## [WHAT THE TASK ASKS]
Go through the data below. Pull out every line that has the word "číslo".

### DATA SUPPLIED

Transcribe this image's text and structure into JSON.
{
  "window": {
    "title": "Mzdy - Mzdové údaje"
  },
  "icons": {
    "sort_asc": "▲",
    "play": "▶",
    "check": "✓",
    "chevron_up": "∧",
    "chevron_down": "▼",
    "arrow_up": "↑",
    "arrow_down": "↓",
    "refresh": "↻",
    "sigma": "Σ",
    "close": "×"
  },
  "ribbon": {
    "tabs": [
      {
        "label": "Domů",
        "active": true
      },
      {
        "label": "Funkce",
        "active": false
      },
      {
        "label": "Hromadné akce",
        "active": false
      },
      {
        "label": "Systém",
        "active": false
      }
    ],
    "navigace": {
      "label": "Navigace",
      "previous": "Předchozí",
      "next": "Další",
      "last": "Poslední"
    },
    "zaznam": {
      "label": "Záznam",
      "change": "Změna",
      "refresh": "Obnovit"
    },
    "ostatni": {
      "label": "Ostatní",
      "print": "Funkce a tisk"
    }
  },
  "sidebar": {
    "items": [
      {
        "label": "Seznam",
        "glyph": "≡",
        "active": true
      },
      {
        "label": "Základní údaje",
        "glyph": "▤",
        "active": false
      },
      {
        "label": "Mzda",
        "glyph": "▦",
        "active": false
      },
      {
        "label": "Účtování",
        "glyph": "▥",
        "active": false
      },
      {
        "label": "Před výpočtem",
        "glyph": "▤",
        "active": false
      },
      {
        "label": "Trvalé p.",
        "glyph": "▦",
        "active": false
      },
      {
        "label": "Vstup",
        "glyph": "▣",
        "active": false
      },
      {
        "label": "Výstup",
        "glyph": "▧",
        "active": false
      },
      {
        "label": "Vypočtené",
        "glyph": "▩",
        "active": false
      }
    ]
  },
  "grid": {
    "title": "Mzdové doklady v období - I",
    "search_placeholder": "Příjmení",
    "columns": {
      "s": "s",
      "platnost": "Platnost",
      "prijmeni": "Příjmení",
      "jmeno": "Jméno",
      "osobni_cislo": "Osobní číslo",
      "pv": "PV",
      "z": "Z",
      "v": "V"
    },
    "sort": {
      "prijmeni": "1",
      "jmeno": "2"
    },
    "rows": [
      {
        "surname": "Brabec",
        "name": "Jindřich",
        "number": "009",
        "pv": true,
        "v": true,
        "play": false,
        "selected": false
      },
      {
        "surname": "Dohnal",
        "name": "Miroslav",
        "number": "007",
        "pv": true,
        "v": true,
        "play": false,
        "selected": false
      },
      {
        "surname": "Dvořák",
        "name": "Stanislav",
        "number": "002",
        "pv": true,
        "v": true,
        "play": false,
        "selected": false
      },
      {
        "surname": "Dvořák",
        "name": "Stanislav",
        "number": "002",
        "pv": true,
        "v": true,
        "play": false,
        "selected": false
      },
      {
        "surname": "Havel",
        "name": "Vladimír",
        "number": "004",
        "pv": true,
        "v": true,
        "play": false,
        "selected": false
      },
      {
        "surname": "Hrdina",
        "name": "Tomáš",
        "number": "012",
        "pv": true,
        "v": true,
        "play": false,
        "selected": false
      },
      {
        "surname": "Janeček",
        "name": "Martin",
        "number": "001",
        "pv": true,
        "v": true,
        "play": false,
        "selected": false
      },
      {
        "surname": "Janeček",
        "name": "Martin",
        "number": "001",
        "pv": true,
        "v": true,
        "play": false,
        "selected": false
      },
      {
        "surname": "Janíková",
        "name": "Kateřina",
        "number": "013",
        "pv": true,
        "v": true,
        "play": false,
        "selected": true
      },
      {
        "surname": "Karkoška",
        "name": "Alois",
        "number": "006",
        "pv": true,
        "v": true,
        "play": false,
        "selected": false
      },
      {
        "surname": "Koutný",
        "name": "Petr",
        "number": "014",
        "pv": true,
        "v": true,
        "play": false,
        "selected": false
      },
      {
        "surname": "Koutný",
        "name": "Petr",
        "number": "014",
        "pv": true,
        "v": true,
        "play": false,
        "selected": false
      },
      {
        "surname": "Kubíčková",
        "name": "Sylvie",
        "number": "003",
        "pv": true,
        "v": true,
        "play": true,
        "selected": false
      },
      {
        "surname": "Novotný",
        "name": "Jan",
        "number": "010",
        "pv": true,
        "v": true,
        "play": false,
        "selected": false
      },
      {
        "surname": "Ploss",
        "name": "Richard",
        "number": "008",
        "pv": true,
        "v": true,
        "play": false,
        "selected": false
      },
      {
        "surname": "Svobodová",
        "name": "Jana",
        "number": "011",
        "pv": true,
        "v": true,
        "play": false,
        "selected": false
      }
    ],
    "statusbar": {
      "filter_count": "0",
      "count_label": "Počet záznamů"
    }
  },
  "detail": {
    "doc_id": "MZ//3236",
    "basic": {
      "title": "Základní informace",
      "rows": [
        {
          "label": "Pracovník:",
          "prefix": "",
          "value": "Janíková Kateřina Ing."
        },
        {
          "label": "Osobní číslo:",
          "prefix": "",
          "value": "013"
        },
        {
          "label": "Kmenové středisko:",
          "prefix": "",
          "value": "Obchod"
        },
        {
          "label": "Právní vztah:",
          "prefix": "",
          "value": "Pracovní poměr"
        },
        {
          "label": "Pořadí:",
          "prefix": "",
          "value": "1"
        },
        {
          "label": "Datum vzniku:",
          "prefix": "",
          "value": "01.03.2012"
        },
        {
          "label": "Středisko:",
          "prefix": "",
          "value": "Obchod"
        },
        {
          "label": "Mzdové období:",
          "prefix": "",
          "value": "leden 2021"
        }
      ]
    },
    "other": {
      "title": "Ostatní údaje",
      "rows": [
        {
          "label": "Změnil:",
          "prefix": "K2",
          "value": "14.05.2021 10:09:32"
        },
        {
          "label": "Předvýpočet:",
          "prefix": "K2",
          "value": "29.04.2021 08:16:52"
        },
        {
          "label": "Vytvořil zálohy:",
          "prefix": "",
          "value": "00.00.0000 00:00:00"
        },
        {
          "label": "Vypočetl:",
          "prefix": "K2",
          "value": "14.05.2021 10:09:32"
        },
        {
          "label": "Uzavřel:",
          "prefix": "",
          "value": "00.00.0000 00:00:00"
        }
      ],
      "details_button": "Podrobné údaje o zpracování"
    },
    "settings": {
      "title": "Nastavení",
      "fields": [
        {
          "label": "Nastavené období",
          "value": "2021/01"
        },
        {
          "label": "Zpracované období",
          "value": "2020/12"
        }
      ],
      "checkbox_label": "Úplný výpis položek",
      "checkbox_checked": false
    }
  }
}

######

## [FINAL RESULT]
      "osobni_cislo": "Osobní číslo",
          "label": "Osobní číslo:",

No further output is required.